[Data entries]
"""
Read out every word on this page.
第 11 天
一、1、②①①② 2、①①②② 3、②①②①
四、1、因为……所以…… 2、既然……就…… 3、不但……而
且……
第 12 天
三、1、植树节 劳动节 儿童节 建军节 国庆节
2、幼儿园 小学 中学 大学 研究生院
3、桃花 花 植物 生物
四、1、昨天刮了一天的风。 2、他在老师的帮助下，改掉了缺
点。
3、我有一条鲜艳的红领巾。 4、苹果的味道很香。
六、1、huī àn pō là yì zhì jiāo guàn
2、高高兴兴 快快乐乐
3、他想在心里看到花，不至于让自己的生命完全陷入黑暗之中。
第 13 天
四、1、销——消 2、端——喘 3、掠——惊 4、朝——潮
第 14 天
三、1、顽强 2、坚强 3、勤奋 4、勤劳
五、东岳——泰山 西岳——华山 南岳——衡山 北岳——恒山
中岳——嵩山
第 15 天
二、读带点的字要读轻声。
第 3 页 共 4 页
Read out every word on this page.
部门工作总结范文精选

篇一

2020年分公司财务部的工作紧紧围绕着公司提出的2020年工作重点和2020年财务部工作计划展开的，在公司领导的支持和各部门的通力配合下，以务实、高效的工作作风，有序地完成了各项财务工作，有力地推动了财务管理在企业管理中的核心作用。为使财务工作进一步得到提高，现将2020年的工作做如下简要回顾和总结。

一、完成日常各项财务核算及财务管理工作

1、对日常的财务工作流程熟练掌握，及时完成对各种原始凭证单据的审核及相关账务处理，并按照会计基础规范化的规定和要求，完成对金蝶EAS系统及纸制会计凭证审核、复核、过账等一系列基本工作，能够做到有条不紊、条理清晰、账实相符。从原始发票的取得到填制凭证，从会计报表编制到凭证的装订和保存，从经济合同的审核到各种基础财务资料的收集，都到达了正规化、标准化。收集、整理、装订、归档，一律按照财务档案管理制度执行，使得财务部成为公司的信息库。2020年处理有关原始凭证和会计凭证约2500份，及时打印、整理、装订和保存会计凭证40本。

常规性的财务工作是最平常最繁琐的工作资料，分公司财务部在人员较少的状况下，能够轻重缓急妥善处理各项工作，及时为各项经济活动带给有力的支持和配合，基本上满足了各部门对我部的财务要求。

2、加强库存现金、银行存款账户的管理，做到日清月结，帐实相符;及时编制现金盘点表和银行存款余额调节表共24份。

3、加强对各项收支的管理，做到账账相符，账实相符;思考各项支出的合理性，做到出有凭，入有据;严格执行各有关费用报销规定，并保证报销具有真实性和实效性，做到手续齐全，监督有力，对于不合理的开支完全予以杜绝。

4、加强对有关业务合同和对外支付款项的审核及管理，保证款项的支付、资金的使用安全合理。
"""
"""
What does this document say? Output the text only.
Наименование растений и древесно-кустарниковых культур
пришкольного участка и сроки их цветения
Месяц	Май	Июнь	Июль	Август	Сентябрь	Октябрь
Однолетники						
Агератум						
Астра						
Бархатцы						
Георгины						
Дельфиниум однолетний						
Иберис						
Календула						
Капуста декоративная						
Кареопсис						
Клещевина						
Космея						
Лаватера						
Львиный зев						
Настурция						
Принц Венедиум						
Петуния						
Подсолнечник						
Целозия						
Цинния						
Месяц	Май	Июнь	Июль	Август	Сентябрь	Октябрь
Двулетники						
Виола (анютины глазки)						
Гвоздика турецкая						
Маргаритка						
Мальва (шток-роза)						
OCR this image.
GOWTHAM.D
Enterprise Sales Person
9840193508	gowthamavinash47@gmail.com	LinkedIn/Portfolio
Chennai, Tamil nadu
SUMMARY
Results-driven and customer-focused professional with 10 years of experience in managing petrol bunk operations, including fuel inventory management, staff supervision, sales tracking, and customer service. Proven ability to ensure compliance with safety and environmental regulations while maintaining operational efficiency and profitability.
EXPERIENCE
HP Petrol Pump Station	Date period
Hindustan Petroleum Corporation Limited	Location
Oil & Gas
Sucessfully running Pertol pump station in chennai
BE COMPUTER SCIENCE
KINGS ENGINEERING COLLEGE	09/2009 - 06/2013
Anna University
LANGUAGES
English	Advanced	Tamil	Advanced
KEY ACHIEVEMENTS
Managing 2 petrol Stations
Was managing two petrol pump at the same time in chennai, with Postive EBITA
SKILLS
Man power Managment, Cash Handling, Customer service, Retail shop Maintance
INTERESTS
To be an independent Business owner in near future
"""
"""
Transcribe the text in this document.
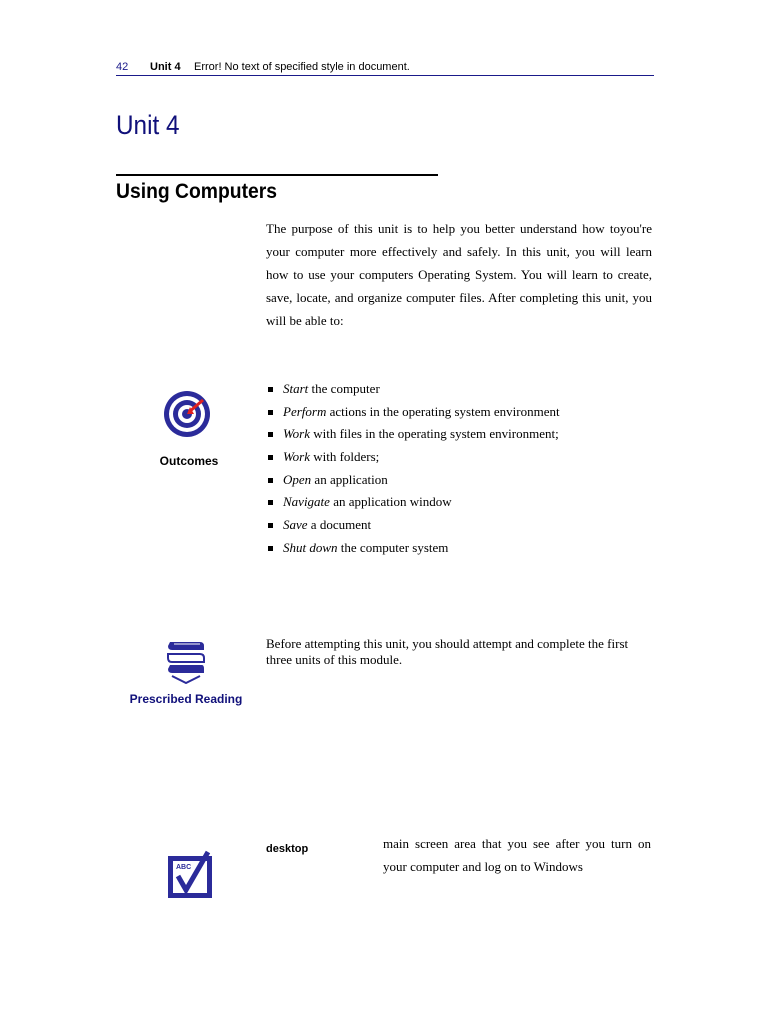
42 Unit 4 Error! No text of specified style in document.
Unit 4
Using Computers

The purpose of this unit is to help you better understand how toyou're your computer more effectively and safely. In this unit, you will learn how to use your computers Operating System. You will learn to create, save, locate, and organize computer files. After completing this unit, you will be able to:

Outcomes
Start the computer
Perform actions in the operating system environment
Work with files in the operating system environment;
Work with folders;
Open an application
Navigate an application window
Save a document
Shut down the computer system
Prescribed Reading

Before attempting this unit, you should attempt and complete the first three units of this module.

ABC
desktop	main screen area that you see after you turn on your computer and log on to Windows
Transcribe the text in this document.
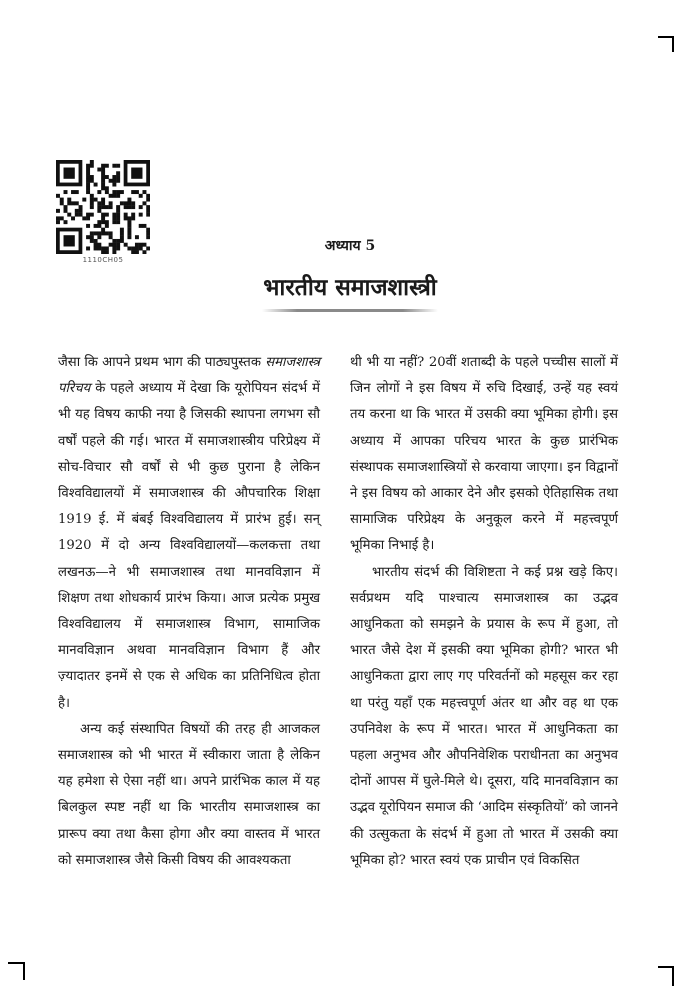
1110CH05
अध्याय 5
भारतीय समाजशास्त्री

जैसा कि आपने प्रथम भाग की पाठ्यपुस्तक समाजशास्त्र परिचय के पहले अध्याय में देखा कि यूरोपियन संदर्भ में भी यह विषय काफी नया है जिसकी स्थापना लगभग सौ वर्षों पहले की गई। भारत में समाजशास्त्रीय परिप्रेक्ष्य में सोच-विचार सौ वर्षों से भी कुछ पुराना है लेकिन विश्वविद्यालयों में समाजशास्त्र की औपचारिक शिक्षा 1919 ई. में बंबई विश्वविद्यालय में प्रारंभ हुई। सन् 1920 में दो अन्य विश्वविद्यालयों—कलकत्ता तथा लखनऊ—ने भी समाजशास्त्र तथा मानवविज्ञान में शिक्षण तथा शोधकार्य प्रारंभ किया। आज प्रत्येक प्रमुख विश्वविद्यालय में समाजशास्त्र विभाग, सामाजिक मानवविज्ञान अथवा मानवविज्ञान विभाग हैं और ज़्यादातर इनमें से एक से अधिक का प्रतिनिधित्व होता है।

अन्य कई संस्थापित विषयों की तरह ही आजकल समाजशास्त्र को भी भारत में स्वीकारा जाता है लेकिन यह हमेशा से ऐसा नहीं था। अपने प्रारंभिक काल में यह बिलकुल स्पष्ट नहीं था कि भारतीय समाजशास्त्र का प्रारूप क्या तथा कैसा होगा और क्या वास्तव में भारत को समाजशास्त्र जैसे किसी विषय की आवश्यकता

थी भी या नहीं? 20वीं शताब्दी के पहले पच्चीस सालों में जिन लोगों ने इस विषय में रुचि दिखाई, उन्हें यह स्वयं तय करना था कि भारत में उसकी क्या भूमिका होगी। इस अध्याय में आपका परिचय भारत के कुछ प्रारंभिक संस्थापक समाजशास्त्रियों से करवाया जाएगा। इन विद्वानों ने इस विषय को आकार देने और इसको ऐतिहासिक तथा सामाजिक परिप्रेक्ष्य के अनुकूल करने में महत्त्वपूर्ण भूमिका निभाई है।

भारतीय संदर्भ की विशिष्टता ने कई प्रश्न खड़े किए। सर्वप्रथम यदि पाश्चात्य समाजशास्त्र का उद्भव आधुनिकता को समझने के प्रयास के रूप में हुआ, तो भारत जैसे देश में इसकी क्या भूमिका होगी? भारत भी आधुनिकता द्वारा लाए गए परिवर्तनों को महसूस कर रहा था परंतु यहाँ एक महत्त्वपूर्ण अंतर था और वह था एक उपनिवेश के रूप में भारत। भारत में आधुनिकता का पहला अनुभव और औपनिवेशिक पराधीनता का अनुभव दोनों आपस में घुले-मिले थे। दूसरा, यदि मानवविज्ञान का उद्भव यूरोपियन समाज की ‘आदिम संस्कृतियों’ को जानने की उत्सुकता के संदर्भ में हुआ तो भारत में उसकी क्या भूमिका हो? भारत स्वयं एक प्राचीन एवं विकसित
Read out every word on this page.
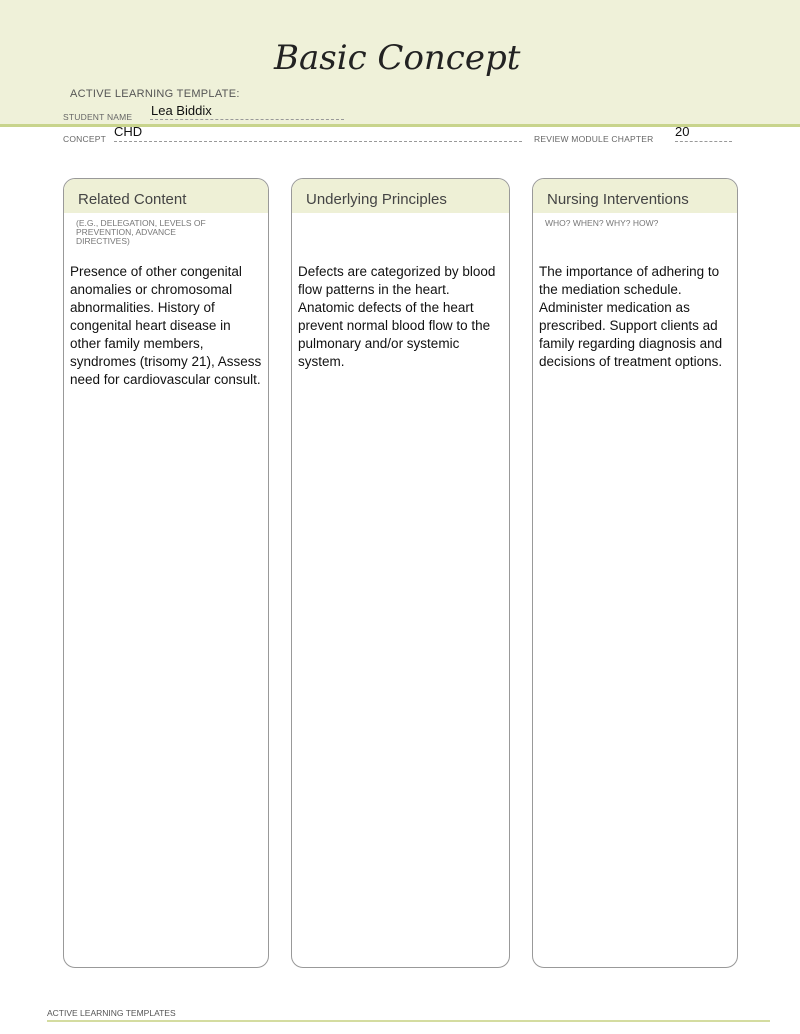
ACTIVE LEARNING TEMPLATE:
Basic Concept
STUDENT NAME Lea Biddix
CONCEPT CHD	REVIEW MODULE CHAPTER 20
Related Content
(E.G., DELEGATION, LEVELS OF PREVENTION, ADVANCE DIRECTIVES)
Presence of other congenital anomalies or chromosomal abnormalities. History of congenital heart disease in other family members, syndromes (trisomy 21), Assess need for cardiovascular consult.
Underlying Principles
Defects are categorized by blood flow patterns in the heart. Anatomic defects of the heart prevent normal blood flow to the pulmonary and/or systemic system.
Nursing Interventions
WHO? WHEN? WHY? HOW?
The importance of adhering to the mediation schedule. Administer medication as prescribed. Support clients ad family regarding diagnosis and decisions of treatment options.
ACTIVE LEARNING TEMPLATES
"""
▶ [Work required] Show all lines from the records above where the word "your" occurs.

▶ [Exercise output]
The purpose of this unit is to help you better understand how toyou're your computer more effectively and safely. In this unit, you will learn how to use your computers Operating System. You will learn to create, save, locate, and organize computer files. After completing this unit, you will be able to:
desktop	main screen area that you see after you turn on your computer and log on to Windows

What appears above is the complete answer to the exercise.